• Task prompt: Write out every line of the items below without any changes.

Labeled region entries
☆ ☆ ☆ ☆ ☆ ☆ ☆
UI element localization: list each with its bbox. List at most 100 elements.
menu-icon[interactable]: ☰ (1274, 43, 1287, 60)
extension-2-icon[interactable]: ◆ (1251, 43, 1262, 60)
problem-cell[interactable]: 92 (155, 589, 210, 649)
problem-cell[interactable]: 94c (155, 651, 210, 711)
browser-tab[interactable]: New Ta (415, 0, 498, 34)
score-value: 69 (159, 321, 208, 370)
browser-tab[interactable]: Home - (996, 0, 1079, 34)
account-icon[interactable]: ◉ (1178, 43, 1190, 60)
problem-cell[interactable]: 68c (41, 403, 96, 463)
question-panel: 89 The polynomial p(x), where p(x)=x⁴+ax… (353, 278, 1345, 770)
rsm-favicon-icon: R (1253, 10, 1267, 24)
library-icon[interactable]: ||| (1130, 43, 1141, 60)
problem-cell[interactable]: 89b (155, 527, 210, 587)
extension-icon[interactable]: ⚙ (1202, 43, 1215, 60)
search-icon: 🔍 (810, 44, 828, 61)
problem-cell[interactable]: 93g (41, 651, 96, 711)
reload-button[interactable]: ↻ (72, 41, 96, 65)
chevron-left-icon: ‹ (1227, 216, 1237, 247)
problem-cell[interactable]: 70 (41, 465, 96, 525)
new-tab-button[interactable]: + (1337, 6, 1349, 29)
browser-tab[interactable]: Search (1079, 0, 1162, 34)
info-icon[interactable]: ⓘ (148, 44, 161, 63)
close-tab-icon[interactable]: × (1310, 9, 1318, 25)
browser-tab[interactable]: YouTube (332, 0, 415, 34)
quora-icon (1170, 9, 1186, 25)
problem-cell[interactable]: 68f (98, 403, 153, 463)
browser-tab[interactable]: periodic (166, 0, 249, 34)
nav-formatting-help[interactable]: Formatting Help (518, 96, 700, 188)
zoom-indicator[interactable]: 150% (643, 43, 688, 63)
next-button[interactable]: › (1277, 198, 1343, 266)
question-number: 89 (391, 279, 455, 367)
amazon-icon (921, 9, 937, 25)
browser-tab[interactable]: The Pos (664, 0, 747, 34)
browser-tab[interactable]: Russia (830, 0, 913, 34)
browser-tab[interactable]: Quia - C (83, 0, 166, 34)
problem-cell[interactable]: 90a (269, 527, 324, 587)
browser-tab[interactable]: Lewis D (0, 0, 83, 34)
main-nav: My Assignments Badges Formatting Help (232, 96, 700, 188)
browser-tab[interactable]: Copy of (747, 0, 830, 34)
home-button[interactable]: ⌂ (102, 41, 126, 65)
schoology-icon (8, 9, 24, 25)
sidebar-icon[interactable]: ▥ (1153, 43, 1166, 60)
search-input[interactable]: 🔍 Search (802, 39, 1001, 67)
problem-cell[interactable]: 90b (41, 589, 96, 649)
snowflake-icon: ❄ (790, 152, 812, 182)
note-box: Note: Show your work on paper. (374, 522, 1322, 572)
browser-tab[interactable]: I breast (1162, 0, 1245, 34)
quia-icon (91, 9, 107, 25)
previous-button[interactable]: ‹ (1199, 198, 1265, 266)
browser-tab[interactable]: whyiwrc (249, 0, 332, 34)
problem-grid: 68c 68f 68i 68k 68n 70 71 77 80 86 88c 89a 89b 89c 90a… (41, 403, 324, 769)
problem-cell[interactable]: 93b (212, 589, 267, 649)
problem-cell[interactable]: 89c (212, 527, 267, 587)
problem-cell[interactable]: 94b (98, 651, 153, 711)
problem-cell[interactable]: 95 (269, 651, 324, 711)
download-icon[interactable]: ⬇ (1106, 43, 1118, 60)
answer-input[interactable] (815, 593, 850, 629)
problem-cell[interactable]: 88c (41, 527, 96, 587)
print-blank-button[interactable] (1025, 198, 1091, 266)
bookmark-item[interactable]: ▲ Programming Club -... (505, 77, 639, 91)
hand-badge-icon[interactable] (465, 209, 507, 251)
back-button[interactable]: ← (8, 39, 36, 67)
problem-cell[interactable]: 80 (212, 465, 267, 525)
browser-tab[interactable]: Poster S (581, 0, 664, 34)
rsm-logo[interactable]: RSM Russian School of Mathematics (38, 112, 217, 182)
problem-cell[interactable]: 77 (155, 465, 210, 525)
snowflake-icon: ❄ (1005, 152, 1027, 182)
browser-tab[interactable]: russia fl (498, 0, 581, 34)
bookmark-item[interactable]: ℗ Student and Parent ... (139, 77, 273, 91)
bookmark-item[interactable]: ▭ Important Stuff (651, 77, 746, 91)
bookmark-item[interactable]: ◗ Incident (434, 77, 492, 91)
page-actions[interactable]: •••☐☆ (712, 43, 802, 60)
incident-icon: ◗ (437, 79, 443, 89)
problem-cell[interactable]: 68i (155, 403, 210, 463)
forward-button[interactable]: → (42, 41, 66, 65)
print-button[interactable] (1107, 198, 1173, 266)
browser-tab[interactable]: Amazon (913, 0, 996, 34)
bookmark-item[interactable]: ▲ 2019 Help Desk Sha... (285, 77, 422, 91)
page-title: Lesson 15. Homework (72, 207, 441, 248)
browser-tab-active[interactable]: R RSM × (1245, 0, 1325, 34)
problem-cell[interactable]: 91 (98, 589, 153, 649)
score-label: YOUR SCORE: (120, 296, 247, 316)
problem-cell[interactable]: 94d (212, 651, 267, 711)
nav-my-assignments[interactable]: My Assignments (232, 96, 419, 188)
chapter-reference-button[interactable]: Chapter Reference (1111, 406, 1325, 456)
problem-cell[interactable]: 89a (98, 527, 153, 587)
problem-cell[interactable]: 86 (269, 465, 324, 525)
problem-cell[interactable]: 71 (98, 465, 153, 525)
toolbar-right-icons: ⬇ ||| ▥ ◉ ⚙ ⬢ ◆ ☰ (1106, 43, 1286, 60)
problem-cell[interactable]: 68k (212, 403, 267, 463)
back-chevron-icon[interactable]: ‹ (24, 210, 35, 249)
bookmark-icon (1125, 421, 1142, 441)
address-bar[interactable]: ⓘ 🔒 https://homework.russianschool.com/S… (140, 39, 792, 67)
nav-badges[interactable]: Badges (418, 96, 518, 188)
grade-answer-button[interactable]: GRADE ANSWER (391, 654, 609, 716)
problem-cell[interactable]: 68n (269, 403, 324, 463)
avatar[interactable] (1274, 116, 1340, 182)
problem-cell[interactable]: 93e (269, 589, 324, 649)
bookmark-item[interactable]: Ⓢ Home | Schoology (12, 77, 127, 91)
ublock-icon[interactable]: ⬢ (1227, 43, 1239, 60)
☆ ☆ ☆ ☆ ☆ ☆ ☆
• Final result:
UI element localization: list each with its bbox. List at most 100 elements.
menu-icon[interactable]: ☰ (1274, 43, 1287, 60)
extension-2-icon[interactable]: ◆ (1251, 43, 1262, 60)
problem-cell[interactable]: 92 (155, 589, 210, 649)
problem-cell[interactable]: 94c (155, 651, 210, 711)
browser-tab[interactable]: New Ta (415, 0, 498, 34)
score-value: 69 (159, 321, 208, 370)
browser-tab[interactable]: Home - (996, 0, 1079, 34)
account-icon[interactable]: ◉ (1178, 43, 1190, 60)
problem-cell[interactable]: 68c (41, 403, 96, 463)
question-panel: 89 The polynomial p(x), where p(x)=x⁴+ax… (353, 278, 1345, 770)
rsm-favicon-icon: R (1253, 10, 1267, 24)
library-icon[interactable]: ||| (1130, 43, 1141, 60)
problem-cell[interactable]: 89b (155, 527, 210, 587)
extension-icon[interactable]: ⚙ (1202, 43, 1215, 60)
search-icon: 🔍 (810, 44, 828, 61)
problem-cell[interactable]: 93g (41, 651, 96, 711)
reload-button[interactable]: ↻ (72, 41, 96, 65)
chevron-left-icon: ‹ (1227, 216, 1237, 247)
problem-cell[interactable]: 70 (41, 465, 96, 525)
new-tab-button[interactable]: + (1337, 6, 1349, 29)
browser-tab[interactable]: Search (1079, 0, 1162, 34)
info-icon[interactable]: ⓘ (148, 44, 161, 63)
close-tab-icon[interactable]: × (1310, 9, 1318, 25)
browser-tab[interactable]: YouTube (332, 0, 415, 34)
quora-icon (1170, 9, 1186, 25)
problem-cell[interactable]: 68f (98, 403, 153, 463)
browser-tab[interactable]: periodic (166, 0, 249, 34)
nav-formatting-help[interactable]: Formatting Help (518, 96, 700, 188)
zoom-indicator[interactable]: 150% (643, 43, 688, 63)
next-button[interactable]: › (1277, 198, 1343, 266)
question-number: 89 (391, 279, 455, 367)
amazon-icon (921, 9, 937, 25)
browser-tab[interactable]: The Pos (664, 0, 747, 34)
browser-tab[interactable]: Russia (830, 0, 913, 34)
browser-tab[interactable]: Quia - C (83, 0, 166, 34)
problem-cell[interactable]: 90a (269, 527, 324, 587)
browser-tab[interactable]: Lewis D (0, 0, 83, 34)
main-nav: My Assignments Badges Formatting Help (232, 96, 700, 188)
browser-tab[interactable]: Copy of (747, 0, 830, 34)
home-button[interactable]: ⌂ (102, 41, 126, 65)
schoology-icon (8, 9, 24, 25)
sidebar-icon[interactable]: ▥ (1153, 43, 1166, 60)
search-input[interactable]: 🔍 Search (802, 39, 1001, 67)
problem-cell[interactable]: 90b (41, 589, 96, 649)
snowflake-icon: ❄ (790, 152, 812, 182)
note-box: Note: Show your work on paper. (374, 522, 1322, 572)
browser-tab[interactable]: I breast (1162, 0, 1245, 34)
quia-icon (91, 9, 107, 25)
previous-button[interactable]: ‹ (1199, 198, 1265, 266)
browser-tab[interactable]: whyiwrc (249, 0, 332, 34)
problem-grid: 68c 68f 68i 68k 68n 70 71 77 80 86 88c 89a 89b 89c 90a… (41, 403, 324, 769)
problem-cell[interactable]: 93b (212, 589, 267, 649)
problem-cell[interactable]: 89c (212, 527, 267, 587)
problem-cell[interactable]: 94b (98, 651, 153, 711)
problem-cell[interactable]: 95 (269, 651, 324, 711)
download-icon[interactable]: ⬇ (1106, 43, 1118, 60)
answer-input[interactable] (815, 593, 850, 629)
problem-cell[interactable]: 88c (41, 527, 96, 587)
print-blank-button[interactable] (1025, 198, 1091, 266)
bookmark-item[interactable]: ▲ Programming Club -... (505, 77, 639, 91)
hand-badge-icon[interactable] (465, 209, 507, 251)
back-button[interactable]: ← (8, 39, 36, 67)
problem-cell[interactable]: 80 (212, 465, 267, 525)
browser-tab[interactable]: Poster S (581, 0, 664, 34)
rsm-logo[interactable]: RSM Russian School of Mathematics (38, 112, 217, 182)
problem-cell[interactable]: 77 (155, 465, 210, 525)
snowflake-icon: ❄ (1005, 152, 1027, 182)
browser-tab[interactable]: russia fl (498, 0, 581, 34)
bookmark-item[interactable]: ℗ Student and Parent ... (139, 77, 273, 91)
bookmark-item[interactable]: ▭ Important Stuff (651, 77, 746, 91)
bookmark-item[interactable]: ◗ Incident (434, 77, 492, 91)
page-actions[interactable]: •••☐☆ (712, 43, 802, 60)
incident-icon: ◗ (437, 79, 443, 89)
problem-cell[interactable]: 68i (155, 403, 210, 463)
forward-button[interactable]: → (42, 41, 66, 65)
print-button[interactable] (1107, 198, 1173, 266)
browser-tab[interactable]: Amazon (913, 0, 996, 34)
bookmark-item[interactable]: ▲ 2019 Help Desk Sha... (285, 77, 422, 91)
page-title: Lesson 15. Homework (72, 207, 441, 248)
browser-tab-active[interactable]: R RSM × (1245, 0, 1325, 34)
problem-cell[interactable]: 91 (98, 589, 153, 649)
score-label: YOUR SCORE: (120, 296, 247, 316)
problem-cell[interactable]: 94d (212, 651, 267, 711)
nav-my-assignments[interactable]: My Assignments (232, 96, 419, 188)
chapter-reference-button[interactable]: Chapter Reference (1111, 406, 1325, 456)
problem-cell[interactable]: 89a (98, 527, 153, 587)
problem-cell[interactable]: 86 (269, 465, 324, 525)
problem-cell[interactable]: 71 (98, 465, 153, 525)
toolbar-right-icons: ⬇ ||| ▥ ◉ ⚙ ⬢ ◆ ☰ (1106, 43, 1286, 60)
problem-cell[interactable]: 68k (212, 403, 267, 463)
back-chevron-icon[interactable]: ‹ (24, 210, 35, 249)
bookmark-icon (1125, 421, 1142, 441)
address-bar[interactable]: ⓘ 🔒 https://homework.russianschool.com/S… (140, 39, 792, 67)
nav-badges[interactable]: Badges (418, 96, 518, 188)
grade-answer-button[interactable]: GRADE ANSWER (391, 654, 609, 716)
problem-cell[interactable]: 68n (269, 403, 324, 463)
avatar[interactable] (1274, 116, 1340, 182)
problem-cell[interactable]: 93e (269, 589, 324, 649)
bookmark-item[interactable]: Ⓢ Home | Schoology (12, 77, 127, 91)
ublock-icon[interactable]: ⬢ (1227, 43, 1239, 60)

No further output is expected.